WHAT THE TASK ASKS: Copy out every record below exactly as written, but leave out any pictures.

####

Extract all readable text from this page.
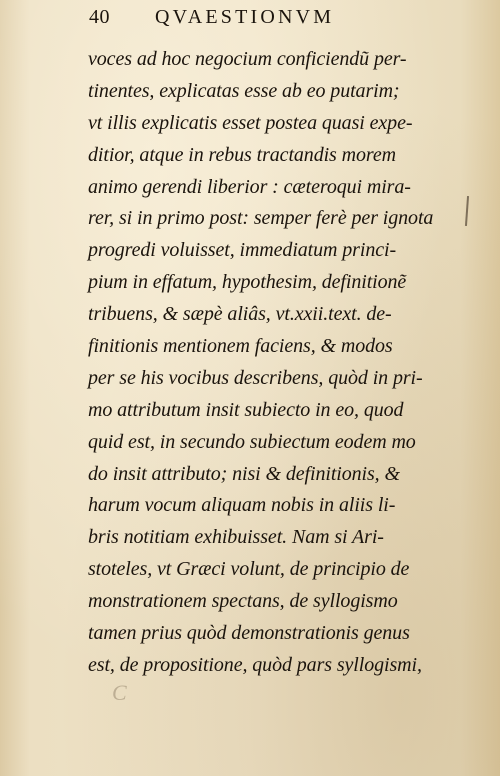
40 QVAESTIONVM
voces ad hoc negocium conficiendũ per-
tinentes, explicatas esse ab eo putarim;
vt illis explicatis esset postea quasi expe-
ditior, atque in rebus tractandis morem
animo gerendi liberior : cæteroqui mira-
rer, si in primo post: semper ferè per ignota
progredi voluisset, immediatum princi-
pium in effatum, hypothesim, definitionẽ
tribuens, & sæpè aliâs, vt.xxii.text. de-
finitionis mentionem faciens, & modos
per se his vocibus describens, quòd in pri-
mo attributum insit subiecto in eo, quod
quid est, in secundo subiectum eodem mo
do insit attributo; nisi & definitionis, &
harum vocum aliquam nobis in aliis li-
bris notitiam exhibuisset. Nam si Ari-
stoteles, vt Græci volunt, de principio de
monstrationem spectans, de syllogismo
tamen prius quòd demonstrationis genus
est, de propositione, quòd pars syllogismi,
C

####

RESPONSE TO THE TASK:
Extract all readable text from this page.
40 QVAESTIONVM
voces ad hoc negocium conficiendũ per-
tinentes, explicatas esse ab eo putarim;
vt illis explicatis esset postea quasi expe-
ditior, atque in rebus tractandis morem
animo gerendi liberior : cæteroqui mira-
rer, si in primo post: semper ferè per ignota
progredi voluisset, immediatum princi-
pium in effatum, hypothesim, definitionẽ
tribuens, & sæpè aliâs, vt.xxii.text. de-
finitionis mentionem faciens, & modos
per se his vocibus describens, quòd in pri-
mo attributum insit subiecto in eo, quod
quid est, in secundo subiectum eodem mo
do insit attributo; nisi & definitionis, &
harum vocum aliquam nobis in aliis li-
bris notitiam exhibuisset. Nam si Ari-
stoteles, vt Græci volunt, de principio de
monstrationem spectans, de syllogismo
tamen prius quòd demonstrationis genus
est, de propositione, quòd pars syllogismi,
C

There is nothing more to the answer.